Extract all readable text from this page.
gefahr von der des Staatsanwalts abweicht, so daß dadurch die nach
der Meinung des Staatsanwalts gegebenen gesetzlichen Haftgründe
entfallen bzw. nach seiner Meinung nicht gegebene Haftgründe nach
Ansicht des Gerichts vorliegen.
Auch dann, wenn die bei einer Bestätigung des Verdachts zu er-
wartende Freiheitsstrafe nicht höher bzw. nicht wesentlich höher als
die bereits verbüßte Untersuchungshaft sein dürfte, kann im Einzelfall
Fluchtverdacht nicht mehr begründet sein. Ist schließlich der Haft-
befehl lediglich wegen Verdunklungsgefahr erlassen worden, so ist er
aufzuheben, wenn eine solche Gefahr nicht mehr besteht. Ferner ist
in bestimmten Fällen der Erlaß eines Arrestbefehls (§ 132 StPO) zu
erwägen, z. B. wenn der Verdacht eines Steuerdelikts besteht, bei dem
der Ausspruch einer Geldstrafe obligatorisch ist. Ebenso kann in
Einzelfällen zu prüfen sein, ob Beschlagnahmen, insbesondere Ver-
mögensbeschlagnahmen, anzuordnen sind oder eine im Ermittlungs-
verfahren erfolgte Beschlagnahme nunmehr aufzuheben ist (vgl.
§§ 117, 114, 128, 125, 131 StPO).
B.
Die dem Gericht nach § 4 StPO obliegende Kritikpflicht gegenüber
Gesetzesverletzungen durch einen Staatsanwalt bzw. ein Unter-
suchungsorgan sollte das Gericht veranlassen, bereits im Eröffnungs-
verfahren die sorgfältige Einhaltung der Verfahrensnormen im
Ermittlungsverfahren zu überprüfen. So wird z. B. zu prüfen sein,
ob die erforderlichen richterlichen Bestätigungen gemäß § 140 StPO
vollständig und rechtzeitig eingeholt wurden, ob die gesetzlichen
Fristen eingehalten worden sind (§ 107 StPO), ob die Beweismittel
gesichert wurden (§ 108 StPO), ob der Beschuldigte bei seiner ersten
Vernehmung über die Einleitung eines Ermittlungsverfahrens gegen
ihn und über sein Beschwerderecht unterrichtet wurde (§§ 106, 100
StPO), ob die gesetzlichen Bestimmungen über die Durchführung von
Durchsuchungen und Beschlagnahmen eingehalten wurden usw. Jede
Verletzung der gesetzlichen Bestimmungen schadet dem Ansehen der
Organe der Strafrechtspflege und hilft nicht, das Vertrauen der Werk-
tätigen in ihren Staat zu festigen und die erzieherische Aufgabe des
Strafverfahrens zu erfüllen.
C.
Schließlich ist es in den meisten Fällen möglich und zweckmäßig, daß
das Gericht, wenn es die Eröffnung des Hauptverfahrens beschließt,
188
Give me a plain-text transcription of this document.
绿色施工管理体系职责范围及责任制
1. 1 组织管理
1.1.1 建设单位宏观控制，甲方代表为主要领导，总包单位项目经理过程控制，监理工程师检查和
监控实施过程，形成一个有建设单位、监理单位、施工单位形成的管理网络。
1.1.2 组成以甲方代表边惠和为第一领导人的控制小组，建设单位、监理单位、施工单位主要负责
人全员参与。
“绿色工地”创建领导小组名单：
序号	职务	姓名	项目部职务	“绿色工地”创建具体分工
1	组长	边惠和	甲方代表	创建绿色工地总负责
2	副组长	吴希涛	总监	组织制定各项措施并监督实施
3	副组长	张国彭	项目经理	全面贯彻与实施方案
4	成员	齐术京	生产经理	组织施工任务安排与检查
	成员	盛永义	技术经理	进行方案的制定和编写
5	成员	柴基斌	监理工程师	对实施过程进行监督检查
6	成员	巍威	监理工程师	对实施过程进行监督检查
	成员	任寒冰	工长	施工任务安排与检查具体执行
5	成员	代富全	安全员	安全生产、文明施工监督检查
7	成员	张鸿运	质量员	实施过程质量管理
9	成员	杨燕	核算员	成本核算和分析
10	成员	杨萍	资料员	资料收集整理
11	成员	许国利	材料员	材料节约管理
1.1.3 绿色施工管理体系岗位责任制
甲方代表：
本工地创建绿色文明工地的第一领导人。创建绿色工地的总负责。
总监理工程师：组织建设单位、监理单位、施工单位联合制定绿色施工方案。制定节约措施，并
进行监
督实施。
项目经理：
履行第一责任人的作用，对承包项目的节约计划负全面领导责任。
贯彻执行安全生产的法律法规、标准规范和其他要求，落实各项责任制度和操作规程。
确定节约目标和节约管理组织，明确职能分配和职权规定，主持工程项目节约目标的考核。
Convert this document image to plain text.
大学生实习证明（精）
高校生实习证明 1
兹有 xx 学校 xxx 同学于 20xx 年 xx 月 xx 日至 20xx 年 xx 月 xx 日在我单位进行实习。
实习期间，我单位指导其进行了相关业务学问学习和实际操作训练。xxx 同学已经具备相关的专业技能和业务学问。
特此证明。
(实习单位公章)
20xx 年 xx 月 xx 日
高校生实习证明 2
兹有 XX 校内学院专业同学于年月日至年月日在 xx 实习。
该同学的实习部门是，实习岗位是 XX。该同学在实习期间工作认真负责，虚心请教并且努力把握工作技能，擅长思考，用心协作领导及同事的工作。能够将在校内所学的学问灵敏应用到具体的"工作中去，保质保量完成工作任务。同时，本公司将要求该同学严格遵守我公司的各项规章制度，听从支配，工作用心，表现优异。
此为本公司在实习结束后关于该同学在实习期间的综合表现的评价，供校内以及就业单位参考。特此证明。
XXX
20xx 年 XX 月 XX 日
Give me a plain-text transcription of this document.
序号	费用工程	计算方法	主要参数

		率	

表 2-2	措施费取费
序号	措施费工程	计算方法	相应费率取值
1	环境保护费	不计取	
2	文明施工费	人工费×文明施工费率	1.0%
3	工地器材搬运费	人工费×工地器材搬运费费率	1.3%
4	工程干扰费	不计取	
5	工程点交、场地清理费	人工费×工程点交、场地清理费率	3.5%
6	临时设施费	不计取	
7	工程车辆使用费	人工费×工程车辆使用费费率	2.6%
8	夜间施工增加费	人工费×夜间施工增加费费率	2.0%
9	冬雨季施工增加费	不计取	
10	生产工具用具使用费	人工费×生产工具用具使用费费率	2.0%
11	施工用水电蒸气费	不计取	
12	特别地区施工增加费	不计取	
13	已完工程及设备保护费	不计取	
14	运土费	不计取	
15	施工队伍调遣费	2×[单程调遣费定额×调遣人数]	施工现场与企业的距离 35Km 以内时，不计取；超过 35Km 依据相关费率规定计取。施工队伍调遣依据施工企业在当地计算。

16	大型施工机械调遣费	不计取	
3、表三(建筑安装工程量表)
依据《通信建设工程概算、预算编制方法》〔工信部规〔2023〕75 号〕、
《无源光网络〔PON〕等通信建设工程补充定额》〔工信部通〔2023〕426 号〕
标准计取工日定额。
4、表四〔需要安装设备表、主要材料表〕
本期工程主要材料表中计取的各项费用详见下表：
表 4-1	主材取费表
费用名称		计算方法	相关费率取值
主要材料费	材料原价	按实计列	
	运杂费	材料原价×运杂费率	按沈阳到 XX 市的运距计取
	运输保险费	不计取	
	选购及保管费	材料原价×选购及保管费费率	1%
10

Short task:
Find every line in the records above that holds the word "gesetzlichen", and copy each one.

Reply:
der Meinung des Staatsanwalts gegebenen gesetzlichen Haftgründe
vollständig und rechtzeitig eingeholt wurden, ob die gesetzlichen
StPO), ob die gesetzlichen Bestimmungen über die Durchführung von
Verletzung der gesetzlichen Bestimmungen schadet dem Ansehen der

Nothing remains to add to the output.